Material for the task →

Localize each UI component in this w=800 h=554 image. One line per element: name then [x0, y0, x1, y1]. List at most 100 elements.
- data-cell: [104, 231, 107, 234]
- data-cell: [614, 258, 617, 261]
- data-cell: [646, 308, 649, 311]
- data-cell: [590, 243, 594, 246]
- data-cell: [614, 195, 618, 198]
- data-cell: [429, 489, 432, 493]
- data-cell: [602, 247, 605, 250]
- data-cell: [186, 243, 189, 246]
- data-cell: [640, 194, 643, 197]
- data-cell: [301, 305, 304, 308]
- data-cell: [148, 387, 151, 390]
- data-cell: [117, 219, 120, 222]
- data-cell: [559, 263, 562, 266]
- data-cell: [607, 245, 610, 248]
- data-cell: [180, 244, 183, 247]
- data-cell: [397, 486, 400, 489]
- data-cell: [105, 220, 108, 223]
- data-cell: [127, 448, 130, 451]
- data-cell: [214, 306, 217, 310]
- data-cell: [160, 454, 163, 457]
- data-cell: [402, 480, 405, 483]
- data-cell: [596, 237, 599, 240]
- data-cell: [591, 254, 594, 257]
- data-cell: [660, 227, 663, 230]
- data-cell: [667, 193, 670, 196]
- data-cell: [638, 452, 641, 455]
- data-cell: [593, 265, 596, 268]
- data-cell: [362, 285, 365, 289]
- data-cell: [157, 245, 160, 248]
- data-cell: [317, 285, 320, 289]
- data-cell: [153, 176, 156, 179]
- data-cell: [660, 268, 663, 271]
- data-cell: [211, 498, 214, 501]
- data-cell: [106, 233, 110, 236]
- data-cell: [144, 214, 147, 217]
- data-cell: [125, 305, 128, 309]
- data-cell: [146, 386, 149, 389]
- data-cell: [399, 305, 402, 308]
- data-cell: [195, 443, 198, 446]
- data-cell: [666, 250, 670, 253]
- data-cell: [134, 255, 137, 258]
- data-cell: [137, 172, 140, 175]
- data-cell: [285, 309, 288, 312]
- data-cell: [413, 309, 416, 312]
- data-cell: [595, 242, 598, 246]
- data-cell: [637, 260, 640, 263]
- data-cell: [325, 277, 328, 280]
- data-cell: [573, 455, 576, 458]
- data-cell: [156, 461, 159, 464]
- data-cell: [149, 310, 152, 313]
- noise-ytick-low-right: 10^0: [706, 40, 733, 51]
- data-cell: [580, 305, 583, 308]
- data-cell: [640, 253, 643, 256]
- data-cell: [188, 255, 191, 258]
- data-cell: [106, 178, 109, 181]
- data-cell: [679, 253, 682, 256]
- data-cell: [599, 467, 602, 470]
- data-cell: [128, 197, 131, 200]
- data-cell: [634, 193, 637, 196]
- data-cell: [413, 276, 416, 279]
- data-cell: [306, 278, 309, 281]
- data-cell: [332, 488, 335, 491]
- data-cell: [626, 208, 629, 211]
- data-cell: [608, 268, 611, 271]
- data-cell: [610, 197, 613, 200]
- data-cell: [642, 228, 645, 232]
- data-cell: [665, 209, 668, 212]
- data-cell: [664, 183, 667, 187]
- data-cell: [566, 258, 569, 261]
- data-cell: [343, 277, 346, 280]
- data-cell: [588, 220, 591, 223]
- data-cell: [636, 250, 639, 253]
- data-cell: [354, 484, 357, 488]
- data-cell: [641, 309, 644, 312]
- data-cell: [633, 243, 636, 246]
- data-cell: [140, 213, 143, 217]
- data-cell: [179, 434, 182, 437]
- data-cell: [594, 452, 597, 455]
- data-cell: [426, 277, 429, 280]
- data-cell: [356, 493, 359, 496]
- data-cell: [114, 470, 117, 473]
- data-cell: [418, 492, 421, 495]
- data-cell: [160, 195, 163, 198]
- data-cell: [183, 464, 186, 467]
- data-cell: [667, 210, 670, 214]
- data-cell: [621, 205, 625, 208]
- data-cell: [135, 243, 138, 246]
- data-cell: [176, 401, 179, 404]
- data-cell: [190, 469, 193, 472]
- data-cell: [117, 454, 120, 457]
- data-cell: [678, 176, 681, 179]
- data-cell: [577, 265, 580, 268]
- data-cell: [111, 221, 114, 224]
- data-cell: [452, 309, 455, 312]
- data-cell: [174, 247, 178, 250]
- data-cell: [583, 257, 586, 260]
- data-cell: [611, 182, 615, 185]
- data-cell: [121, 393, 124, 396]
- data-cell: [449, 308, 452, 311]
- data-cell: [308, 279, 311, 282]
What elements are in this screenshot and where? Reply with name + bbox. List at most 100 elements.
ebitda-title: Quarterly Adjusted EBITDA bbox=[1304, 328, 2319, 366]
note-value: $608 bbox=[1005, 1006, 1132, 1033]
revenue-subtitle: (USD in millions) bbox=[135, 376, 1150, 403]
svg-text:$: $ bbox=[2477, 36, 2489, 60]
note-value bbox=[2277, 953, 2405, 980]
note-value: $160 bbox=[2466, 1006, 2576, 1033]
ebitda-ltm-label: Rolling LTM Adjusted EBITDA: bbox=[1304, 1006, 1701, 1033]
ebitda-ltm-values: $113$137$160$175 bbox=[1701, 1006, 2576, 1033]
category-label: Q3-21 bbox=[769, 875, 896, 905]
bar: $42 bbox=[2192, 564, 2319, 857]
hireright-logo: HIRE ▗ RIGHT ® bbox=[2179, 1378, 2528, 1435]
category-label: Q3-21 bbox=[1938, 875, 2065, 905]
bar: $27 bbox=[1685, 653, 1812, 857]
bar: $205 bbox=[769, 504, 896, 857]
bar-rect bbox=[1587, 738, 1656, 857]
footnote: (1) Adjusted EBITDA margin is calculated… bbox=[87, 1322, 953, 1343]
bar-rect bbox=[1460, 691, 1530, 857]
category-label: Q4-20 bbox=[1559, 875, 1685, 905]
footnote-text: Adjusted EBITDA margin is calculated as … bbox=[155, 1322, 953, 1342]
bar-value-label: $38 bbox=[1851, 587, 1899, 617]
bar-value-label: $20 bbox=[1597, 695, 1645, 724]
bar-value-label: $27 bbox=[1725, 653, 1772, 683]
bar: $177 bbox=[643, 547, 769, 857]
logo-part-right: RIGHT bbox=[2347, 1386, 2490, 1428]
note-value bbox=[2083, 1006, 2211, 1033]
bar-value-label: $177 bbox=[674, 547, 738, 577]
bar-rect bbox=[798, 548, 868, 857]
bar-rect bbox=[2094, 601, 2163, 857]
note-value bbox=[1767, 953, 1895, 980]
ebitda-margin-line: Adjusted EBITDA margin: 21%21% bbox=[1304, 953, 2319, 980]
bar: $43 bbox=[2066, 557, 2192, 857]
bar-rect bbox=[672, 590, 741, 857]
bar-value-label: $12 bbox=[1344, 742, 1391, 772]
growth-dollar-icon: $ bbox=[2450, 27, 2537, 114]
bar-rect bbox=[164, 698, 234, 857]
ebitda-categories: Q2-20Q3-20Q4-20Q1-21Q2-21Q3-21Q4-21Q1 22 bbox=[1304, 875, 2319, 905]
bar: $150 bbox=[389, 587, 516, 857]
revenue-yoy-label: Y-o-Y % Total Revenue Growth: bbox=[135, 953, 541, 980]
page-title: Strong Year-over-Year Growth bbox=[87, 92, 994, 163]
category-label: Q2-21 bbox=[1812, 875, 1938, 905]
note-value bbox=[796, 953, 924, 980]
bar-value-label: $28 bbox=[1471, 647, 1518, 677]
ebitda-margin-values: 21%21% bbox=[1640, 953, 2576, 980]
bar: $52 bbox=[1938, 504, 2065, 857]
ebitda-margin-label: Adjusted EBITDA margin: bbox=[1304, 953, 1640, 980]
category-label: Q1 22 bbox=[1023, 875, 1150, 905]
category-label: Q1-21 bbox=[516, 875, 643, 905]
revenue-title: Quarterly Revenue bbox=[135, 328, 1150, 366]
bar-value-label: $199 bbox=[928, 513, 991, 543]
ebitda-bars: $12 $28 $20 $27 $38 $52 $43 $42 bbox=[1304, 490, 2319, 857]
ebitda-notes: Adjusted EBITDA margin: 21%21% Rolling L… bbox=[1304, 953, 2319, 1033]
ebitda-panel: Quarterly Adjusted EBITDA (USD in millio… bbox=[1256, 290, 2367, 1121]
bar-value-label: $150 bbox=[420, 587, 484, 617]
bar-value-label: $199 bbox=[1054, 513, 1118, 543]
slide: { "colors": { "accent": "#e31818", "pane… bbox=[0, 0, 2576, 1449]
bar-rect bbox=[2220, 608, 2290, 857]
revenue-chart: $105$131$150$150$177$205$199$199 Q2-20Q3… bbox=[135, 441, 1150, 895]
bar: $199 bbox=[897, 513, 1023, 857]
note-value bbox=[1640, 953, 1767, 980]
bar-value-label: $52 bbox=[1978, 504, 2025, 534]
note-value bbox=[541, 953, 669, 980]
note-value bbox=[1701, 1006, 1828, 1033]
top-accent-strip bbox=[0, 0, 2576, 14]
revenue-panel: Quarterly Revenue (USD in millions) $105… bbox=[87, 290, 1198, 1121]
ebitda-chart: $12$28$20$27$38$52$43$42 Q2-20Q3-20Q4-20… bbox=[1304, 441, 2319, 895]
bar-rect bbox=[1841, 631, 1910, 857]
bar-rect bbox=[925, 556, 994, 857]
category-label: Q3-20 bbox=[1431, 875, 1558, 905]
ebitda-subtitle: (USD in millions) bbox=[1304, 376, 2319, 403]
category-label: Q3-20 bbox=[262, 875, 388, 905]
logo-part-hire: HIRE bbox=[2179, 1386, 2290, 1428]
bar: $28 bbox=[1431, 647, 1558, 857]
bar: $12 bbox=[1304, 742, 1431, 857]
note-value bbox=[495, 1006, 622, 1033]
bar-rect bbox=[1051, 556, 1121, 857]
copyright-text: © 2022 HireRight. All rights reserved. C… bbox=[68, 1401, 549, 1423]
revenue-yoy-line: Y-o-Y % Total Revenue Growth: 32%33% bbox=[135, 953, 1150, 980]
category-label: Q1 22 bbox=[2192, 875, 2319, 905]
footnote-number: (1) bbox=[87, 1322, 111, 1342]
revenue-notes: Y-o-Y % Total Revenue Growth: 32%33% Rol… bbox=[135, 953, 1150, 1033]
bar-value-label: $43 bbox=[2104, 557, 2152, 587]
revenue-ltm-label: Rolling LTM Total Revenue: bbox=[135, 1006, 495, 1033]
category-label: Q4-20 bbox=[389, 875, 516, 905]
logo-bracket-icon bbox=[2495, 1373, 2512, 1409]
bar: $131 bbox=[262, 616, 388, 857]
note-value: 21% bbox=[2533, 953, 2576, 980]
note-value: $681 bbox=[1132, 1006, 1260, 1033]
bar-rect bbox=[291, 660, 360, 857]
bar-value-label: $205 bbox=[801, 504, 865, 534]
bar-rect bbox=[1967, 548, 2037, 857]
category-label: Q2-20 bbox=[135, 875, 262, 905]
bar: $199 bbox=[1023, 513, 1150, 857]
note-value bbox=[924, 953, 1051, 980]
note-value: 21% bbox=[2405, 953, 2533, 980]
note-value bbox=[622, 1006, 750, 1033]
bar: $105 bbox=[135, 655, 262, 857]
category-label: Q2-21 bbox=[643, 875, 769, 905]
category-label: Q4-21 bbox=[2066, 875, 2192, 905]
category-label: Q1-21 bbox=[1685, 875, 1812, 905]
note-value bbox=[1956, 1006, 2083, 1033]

Requirement →
Pull out each line of the entries above that contains the word "logo". Case counts.

Task solution →
hireright-logo: HIRE ▗ RIGHT ® bbox=[2179, 1378, 2528, 1435]
logo-part-right: RIGHT bbox=[2347, 1386, 2490, 1428]
logo-part-hire: HIRE bbox=[2179, 1386, 2290, 1428]
logo-bracket-icon bbox=[2495, 1373, 2512, 1409]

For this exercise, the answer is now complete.